-- start of Data for this exercise --
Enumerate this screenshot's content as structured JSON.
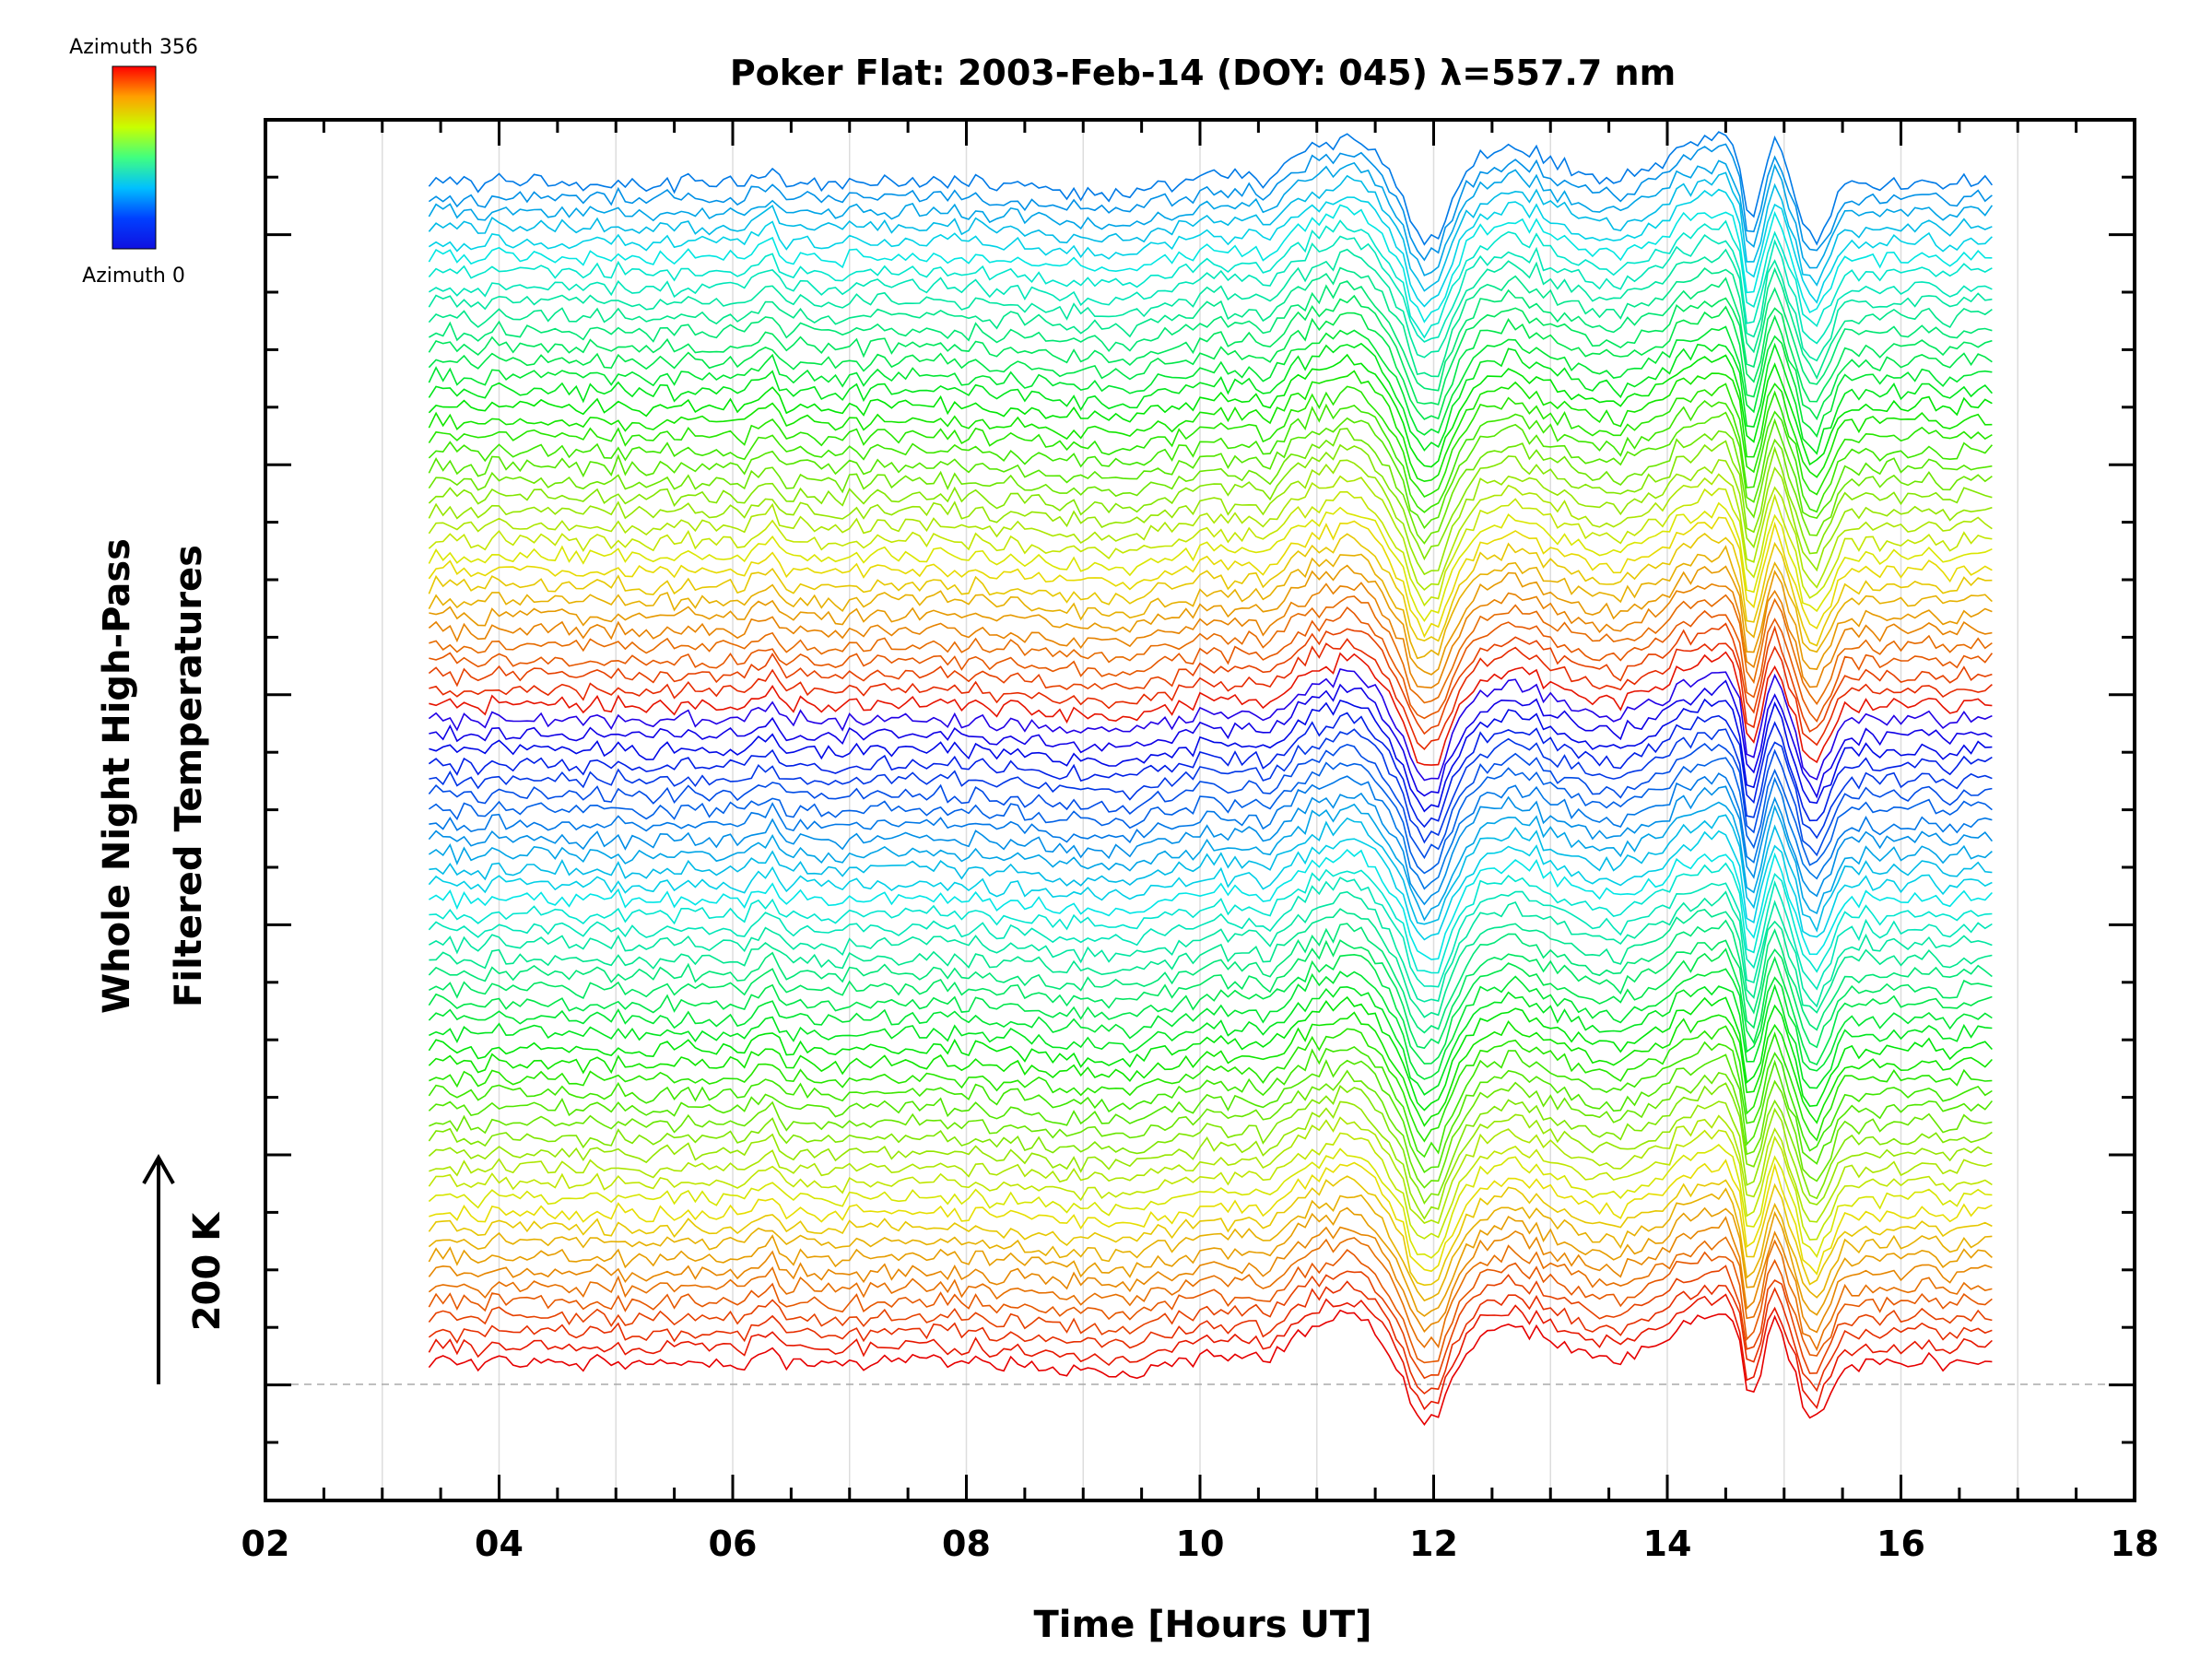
{
  "chart_data": {
    "type": "line",
    "title": "Poker Flat: 2003-Feb-14 (DOY: 045) λ=557.7 nm",
    "xlabel": "Time [Hours UT]",
    "ylabel_line1": "Whole Night High-Pass",
    "ylabel_line2": "Filtered Temperatures",
    "scale_label": "200 K",
    "xlim": [
      2,
      18
    ],
    "x_ticks": [
      "02",
      "04",
      "06",
      "08",
      "10",
      "12",
      "14",
      "16",
      "18"
    ],
    "x_start": 3.4,
    "x_end": 16.8,
    "trace_count": 80,
    "colorbar": {
      "top_label": "Azimuth 356",
      "bottom_label": "Azimuth 0",
      "colors": [
        "#ff0000",
        "#ffa000",
        "#c8ff00",
        "#40ff80",
        "#00c0ff",
        "#0040ff",
        "#1010e0"
      ]
    },
    "grid": "vertical",
    "features": [
      {
        "time": 11.3,
        "type": "peak"
      },
      {
        "time": 11.9,
        "type": "trough"
      },
      {
        "time": 12.6,
        "type": "peak"
      },
      {
        "time": 14.5,
        "type": "peak"
      },
      {
        "time": 14.7,
        "type": "trough"
      },
      {
        "time": 14.9,
        "type": "peak"
      },
      {
        "time": 15.2,
        "type": "trough"
      }
    ]
  }
}
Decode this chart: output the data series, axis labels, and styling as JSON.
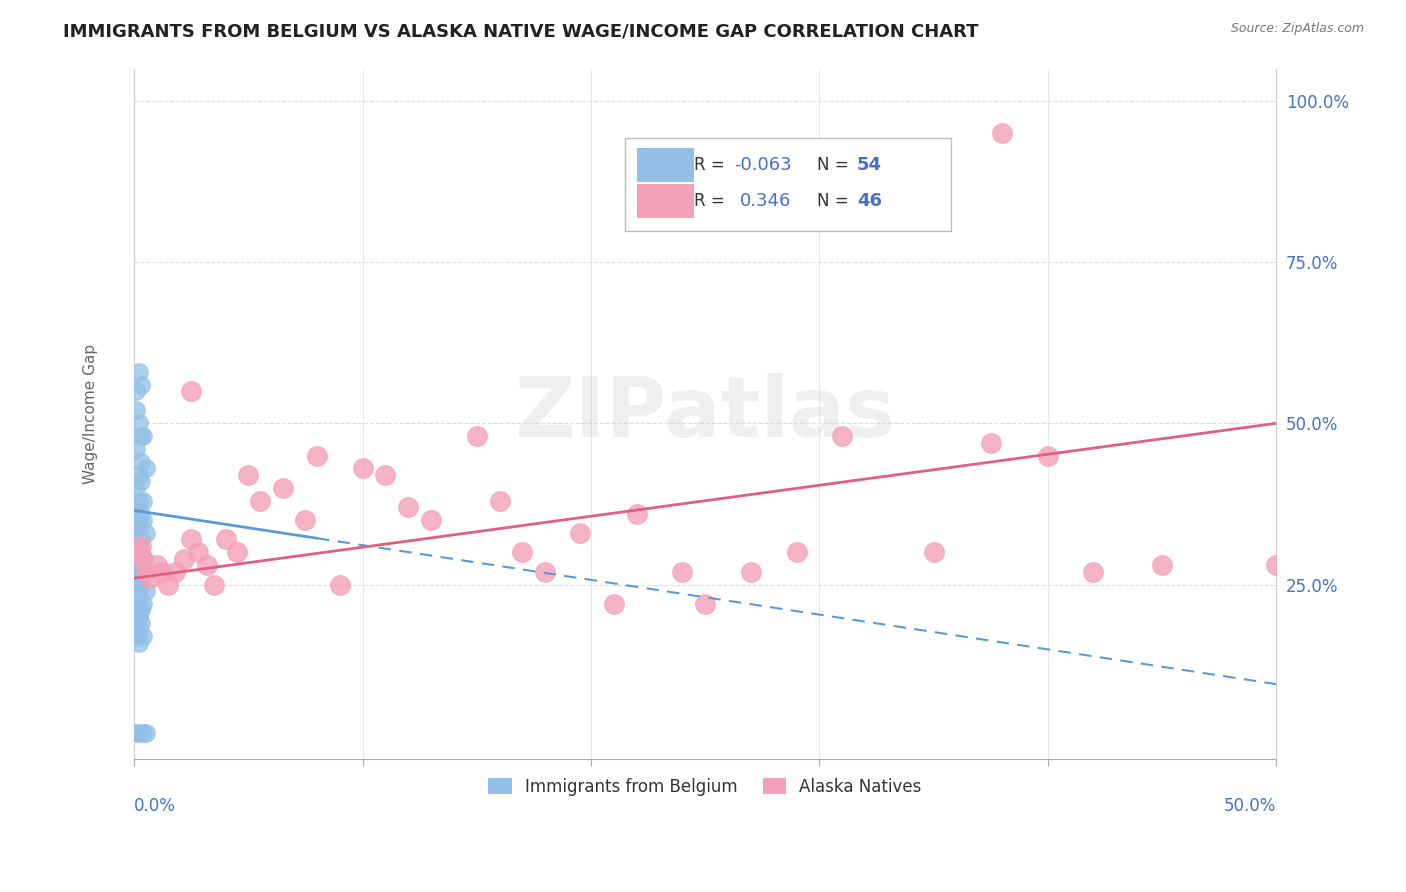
{
  "title": "IMMIGRANTS FROM BELGIUM VS ALASKA NATIVE WAGE/INCOME GAP CORRELATION CHART",
  "source": "Source: ZipAtlas.com",
  "ylabel": "Wage/Income Gap",
  "xlim": [
    0.0,
    0.5
  ],
  "ylim": [
    -0.02,
    1.05
  ],
  "blue_color": "#92C0E8",
  "pink_color": "#F4A0B8",
  "blue_line_color": "#5B9BD5",
  "pink_line_color": "#E06080",
  "text_color_blue": "#4472C4",
  "watermark": "ZIPatlas",
  "blue_line_x": [
    0.0,
    0.13
  ],
  "blue_line_y": [
    0.365,
    0.295
  ],
  "pink_line_x": [
    0.0,
    0.5
  ],
  "pink_line_y": [
    0.26,
    0.5
  ],
  "belgium_points": [
    [
      0.001,
      0.55
    ],
    [
      0.002,
      0.58
    ],
    [
      0.003,
      0.56
    ],
    [
      0.001,
      0.52
    ],
    [
      0.003,
      0.48
    ],
    [
      0.002,
      0.5
    ],
    [
      0.004,
      0.48
    ],
    [
      0.001,
      0.46
    ],
    [
      0.003,
      0.44
    ],
    [
      0.002,
      0.42
    ],
    [
      0.005,
      0.43
    ],
    [
      0.003,
      0.41
    ],
    [
      0.001,
      0.4
    ],
    [
      0.002,
      0.38
    ],
    [
      0.004,
      0.38
    ],
    [
      0.001,
      0.37
    ],
    [
      0.003,
      0.36
    ],
    [
      0.002,
      0.35
    ],
    [
      0.001,
      0.34
    ],
    [
      0.004,
      0.35
    ],
    [
      0.002,
      0.34
    ],
    [
      0.001,
      0.33
    ],
    [
      0.003,
      0.32
    ],
    [
      0.005,
      0.33
    ],
    [
      0.002,
      0.31
    ],
    [
      0.001,
      0.31
    ],
    [
      0.003,
      0.3
    ],
    [
      0.002,
      0.3
    ],
    [
      0.004,
      0.29
    ],
    [
      0.001,
      0.29
    ],
    [
      0.003,
      0.28
    ],
    [
      0.002,
      0.28
    ],
    [
      0.001,
      0.27
    ],
    [
      0.004,
      0.27
    ],
    [
      0.003,
      0.26
    ],
    [
      0.002,
      0.26
    ],
    [
      0.001,
      0.25
    ],
    [
      0.003,
      0.25
    ],
    [
      0.005,
      0.24
    ],
    [
      0.002,
      0.23
    ],
    [
      0.004,
      0.22
    ],
    [
      0.001,
      0.22
    ],
    [
      0.003,
      0.21
    ],
    [
      0.002,
      0.2
    ],
    [
      0.001,
      0.19
    ],
    [
      0.003,
      0.19
    ],
    [
      0.002,
      0.18
    ],
    [
      0.004,
      0.17
    ],
    [
      0.001,
      0.02
    ],
    [
      0.002,
      0.02
    ],
    [
      0.004,
      0.02
    ],
    [
      0.005,
      0.02
    ],
    [
      0.001,
      0.17
    ],
    [
      0.002,
      0.16
    ]
  ],
  "alaska_points": [
    [
      0.002,
      0.3
    ],
    [
      0.003,
      0.31
    ],
    [
      0.004,
      0.29
    ],
    [
      0.005,
      0.27
    ],
    [
      0.007,
      0.26
    ],
    [
      0.01,
      0.28
    ],
    [
      0.012,
      0.27
    ],
    [
      0.015,
      0.25
    ],
    [
      0.018,
      0.27
    ],
    [
      0.022,
      0.29
    ],
    [
      0.025,
      0.32
    ],
    [
      0.028,
      0.3
    ],
    [
      0.032,
      0.28
    ],
    [
      0.025,
      0.55
    ],
    [
      0.035,
      0.25
    ],
    [
      0.04,
      0.32
    ],
    [
      0.045,
      0.3
    ],
    [
      0.05,
      0.42
    ],
    [
      0.055,
      0.38
    ],
    [
      0.065,
      0.4
    ],
    [
      0.075,
      0.35
    ],
    [
      0.08,
      0.45
    ],
    [
      0.09,
      0.25
    ],
    [
      0.1,
      0.43
    ],
    [
      0.11,
      0.42
    ],
    [
      0.12,
      0.37
    ],
    [
      0.13,
      0.35
    ],
    [
      0.15,
      0.48
    ],
    [
      0.16,
      0.38
    ],
    [
      0.17,
      0.3
    ],
    [
      0.18,
      0.27
    ],
    [
      0.195,
      0.33
    ],
    [
      0.21,
      0.22
    ],
    [
      0.22,
      0.36
    ],
    [
      0.24,
      0.27
    ],
    [
      0.25,
      0.22
    ],
    [
      0.27,
      0.27
    ],
    [
      0.29,
      0.3
    ],
    [
      0.31,
      0.48
    ],
    [
      0.35,
      0.3
    ],
    [
      0.375,
      0.47
    ],
    [
      0.38,
      0.95
    ],
    [
      0.4,
      0.45
    ],
    [
      0.42,
      0.27
    ],
    [
      0.45,
      0.28
    ],
    [
      0.5,
      0.28
    ]
  ]
}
-- end of Data for this exercise --
» **Task to complete**: Determine how many lines above contain "Azimuth" as a word or string. Give the number alone.

» **Full solution**: 2